Input rows:

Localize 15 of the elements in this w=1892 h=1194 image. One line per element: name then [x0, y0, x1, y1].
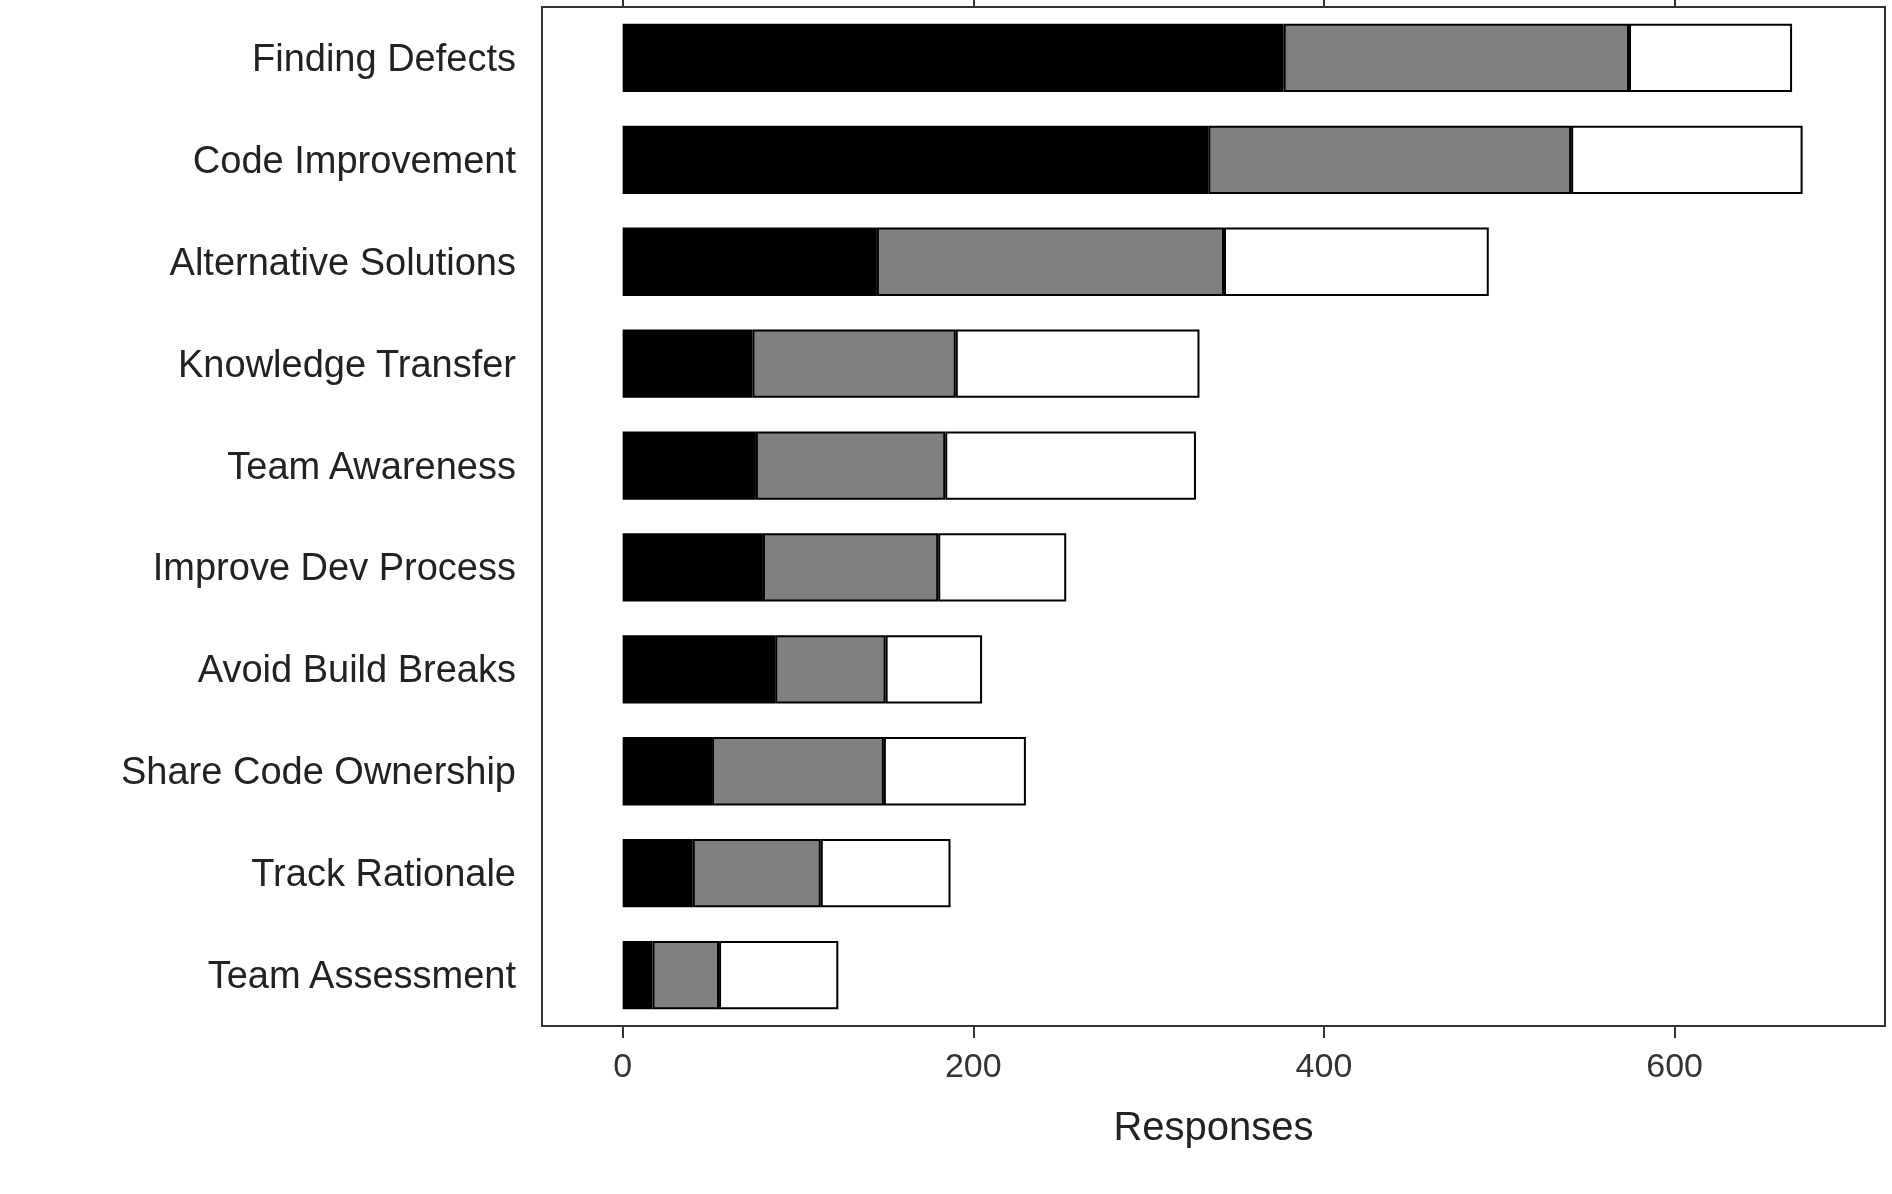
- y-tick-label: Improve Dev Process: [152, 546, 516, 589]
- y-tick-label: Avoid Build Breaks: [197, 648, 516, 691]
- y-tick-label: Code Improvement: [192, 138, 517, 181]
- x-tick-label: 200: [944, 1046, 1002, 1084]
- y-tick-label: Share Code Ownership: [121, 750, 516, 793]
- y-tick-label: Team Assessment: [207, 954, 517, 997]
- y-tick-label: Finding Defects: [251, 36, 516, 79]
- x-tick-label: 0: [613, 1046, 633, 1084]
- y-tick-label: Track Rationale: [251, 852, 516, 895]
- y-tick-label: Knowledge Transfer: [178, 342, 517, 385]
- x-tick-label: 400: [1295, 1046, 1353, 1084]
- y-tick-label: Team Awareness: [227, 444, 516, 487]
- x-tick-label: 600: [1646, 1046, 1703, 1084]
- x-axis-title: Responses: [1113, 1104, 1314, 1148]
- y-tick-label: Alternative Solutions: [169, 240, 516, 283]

What this task involves:
Copy the lines from the one containing "- y-tick-label: Improve" through the one containing "- x-tick-label: 400: [1295, 1046, 1353, 1084]", both included, without changing anything.

Solution for this exercise:
- y-tick-label: Improve Dev Process: [152, 546, 516, 589]
- y-tick-label: Avoid Build Breaks: [197, 648, 516, 691]
- y-tick-label: Code Improvement: [192, 138, 517, 181]
- x-tick-label: 200: [944, 1046, 1002, 1084]
- y-tick-label: Share Code Ownership: [121, 750, 516, 793]
- y-tick-label: Team Assessment: [207, 954, 517, 997]
- y-tick-label: Finding Defects: [251, 36, 516, 79]
- x-tick-label: 0: [613, 1046, 633, 1084]
- y-tick-label: Track Rationale: [251, 852, 516, 895]
- y-tick-label: Knowledge Transfer: [178, 342, 517, 385]
- x-tick-label: 400: [1295, 1046, 1353, 1084]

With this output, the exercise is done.